» Problem
Output all lines exactly, with nothing added or dropped.

Data records

[Start]

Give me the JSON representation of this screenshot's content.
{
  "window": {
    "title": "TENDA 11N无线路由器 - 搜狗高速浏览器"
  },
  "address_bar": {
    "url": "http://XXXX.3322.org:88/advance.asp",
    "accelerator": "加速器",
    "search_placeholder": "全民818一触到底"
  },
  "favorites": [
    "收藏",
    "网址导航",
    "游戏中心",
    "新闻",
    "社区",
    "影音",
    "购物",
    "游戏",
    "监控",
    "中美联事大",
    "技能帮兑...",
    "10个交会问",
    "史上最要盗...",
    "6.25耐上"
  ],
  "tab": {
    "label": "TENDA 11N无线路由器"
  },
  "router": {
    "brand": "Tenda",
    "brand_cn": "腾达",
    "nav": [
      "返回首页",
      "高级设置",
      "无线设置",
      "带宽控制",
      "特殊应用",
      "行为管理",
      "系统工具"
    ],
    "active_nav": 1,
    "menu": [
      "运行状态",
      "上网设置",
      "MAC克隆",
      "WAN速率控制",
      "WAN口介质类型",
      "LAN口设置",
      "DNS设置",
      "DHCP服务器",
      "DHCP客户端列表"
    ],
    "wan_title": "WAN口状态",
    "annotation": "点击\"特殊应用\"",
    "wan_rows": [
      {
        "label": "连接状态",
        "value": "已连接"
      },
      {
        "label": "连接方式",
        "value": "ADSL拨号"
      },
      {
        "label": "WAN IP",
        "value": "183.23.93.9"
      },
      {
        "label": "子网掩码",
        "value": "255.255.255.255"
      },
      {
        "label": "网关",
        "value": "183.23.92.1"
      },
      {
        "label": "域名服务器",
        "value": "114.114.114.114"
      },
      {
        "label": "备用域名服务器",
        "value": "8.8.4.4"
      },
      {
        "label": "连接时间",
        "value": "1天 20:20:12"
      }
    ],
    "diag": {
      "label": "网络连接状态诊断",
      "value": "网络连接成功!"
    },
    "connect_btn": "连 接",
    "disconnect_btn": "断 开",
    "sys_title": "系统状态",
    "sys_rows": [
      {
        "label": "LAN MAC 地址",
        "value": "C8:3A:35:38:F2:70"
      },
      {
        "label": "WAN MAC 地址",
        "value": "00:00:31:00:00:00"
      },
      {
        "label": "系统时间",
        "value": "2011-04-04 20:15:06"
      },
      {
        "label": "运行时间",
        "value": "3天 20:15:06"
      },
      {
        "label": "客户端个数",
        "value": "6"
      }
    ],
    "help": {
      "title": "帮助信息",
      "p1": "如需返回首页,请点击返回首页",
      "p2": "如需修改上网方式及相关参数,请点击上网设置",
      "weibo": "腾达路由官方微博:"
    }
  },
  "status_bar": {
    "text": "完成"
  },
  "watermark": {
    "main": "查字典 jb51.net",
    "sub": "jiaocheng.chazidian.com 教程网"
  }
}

[End]

» Right answer
Give me the JSON representation of this screenshot's content.
{
  "window": {
    "title": "TENDA 11N无线路由器 - 搜狗高速浏览器"
  },
  "address_bar": {
    "url": "http://XXXX.3322.org:88/advance.asp",
    "accelerator": "加速器",
    "search_placeholder": "全民818一触到底"
  },
  "favorites": [
    "收藏",
    "网址导航",
    "游戏中心",
    "新闻",
    "社区",
    "影音",
    "购物",
    "游戏",
    "监控",
    "中美联事大",
    "技能帮兑...",
    "10个交会问",
    "史上最要盗...",
    "6.25耐上"
  ],
  "tab": {
    "label": "TENDA 11N无线路由器"
  },
  "router": {
    "brand": "Tenda",
    "brand_cn": "腾达",
    "nav": [
      "返回首页",
      "高级设置",
      "无线设置",
      "带宽控制",
      "特殊应用",
      "行为管理",
      "系统工具"
    ],
    "active_nav": 1,
    "menu": [
      "运行状态",
      "上网设置",
      "MAC克隆",
      "WAN速率控制",
      "WAN口介质类型",
      "LAN口设置",
      "DNS设置",
      "DHCP服务器",
      "DHCP客户端列表"
    ],
    "wan_title": "WAN口状态",
    "annotation": "点击\"特殊应用\"",
    "wan_rows": [
      {
        "label": "连接状态",
        "value": "已连接"
      },
      {
        "label": "连接方式",
        "value": "ADSL拨号"
      },
      {
        "label": "WAN IP",
        "value": "183.23.93.9"
      },
      {
        "label": "子网掩码",
        "value": "255.255.255.255"
      },
      {
        "label": "网关",
        "value": "183.23.92.1"
      },
      {
        "label": "域名服务器",
        "value": "114.114.114.114"
      },
      {
        "label": "备用域名服务器",
        "value": "8.8.4.4"
      },
      {
        "label": "连接时间",
        "value": "1天 20:20:12"
      }
    ],
    "diag": {
      "label": "网络连接状态诊断",
      "value": "网络连接成功!"
    },
    "connect_btn": "连 接",
    "disconnect_btn": "断 开",
    "sys_title": "系统状态",
    "sys_rows": [
      {
        "label": "LAN MAC 地址",
        "value": "C8:3A:35:38:F2:70"
      },
      {
        "label": "WAN MAC 地址",
        "value": "00:00:31:00:00:00"
      },
      {
        "label": "系统时间",
        "value": "2011-04-04 20:15:06"
      },
      {
        "label": "运行时间",
        "value": "3天 20:15:06"
      },
      {
        "label": "客户端个数",
        "value": "6"
      }
    ],
    "help": {
      "title": "帮助信息",
      "p1": "如需返回首页,请点击返回首页",
      "p2": "如需修改上网方式及相关参数,请点击上网设置",
      "weibo": "腾达路由官方微博:"
    }
  },
  "status_bar": {
    "text": "完成"
  },
  "watermark": {
    "main": "查字典 jb51.net",
    "sub": "jiaocheng.chazidian.com 教程网"
  }
}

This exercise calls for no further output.